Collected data
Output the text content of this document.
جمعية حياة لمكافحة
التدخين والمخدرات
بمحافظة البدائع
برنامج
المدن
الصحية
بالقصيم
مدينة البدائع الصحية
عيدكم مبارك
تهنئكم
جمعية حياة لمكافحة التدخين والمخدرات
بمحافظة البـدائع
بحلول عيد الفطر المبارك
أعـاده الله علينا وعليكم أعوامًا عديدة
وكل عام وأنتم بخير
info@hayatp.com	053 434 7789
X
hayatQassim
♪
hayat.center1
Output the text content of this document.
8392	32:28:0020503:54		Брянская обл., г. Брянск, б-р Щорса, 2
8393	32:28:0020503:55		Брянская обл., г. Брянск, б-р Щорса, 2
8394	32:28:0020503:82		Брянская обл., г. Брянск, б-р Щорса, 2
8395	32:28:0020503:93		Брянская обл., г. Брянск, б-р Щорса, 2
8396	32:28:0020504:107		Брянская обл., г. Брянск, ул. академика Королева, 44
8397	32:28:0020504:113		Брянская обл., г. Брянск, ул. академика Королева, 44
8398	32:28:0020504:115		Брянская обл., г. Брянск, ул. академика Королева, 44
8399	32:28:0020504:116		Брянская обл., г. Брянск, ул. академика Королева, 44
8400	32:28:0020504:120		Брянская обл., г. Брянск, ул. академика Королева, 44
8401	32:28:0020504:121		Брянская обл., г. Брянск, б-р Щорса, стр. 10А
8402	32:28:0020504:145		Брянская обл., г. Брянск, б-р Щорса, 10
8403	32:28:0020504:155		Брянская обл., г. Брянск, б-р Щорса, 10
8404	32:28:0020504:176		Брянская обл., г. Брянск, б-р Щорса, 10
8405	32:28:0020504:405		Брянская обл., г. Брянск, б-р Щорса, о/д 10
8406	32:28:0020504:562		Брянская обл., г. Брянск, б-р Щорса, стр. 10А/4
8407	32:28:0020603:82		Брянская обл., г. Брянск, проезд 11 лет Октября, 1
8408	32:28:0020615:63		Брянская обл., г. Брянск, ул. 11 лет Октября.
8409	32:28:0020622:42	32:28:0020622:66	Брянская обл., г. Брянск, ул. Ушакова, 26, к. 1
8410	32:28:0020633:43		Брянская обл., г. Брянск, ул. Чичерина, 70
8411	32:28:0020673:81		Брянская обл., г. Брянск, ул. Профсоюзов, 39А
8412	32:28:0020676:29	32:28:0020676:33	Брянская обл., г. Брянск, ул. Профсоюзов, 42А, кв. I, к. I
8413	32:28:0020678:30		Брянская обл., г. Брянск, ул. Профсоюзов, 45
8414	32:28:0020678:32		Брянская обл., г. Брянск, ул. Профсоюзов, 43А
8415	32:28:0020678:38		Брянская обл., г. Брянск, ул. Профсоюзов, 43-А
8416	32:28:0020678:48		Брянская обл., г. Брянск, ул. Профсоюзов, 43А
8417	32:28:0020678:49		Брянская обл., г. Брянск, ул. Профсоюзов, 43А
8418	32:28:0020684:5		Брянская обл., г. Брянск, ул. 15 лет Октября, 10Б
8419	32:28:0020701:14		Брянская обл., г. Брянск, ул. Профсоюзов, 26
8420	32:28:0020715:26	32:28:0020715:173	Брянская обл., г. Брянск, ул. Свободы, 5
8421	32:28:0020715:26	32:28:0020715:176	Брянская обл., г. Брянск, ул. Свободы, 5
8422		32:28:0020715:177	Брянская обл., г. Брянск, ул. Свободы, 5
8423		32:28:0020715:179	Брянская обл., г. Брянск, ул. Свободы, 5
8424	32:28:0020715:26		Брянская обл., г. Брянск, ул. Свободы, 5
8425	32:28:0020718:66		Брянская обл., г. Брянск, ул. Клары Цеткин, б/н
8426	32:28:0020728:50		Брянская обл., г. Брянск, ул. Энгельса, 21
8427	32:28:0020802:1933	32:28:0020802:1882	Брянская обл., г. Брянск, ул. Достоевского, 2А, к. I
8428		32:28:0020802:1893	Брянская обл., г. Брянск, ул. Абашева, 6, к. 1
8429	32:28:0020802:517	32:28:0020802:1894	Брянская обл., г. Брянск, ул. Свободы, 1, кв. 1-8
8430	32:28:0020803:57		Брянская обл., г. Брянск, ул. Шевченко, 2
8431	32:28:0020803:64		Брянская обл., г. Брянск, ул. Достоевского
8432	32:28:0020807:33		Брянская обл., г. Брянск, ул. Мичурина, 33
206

## YOUR GOAL
Copy every line in the records above that contains the word "لمكافحة".

## SOLVED EXERCISE
جمعية حياة لمكافحة
جمعية حياة لمكافحة التدخين والمخدرات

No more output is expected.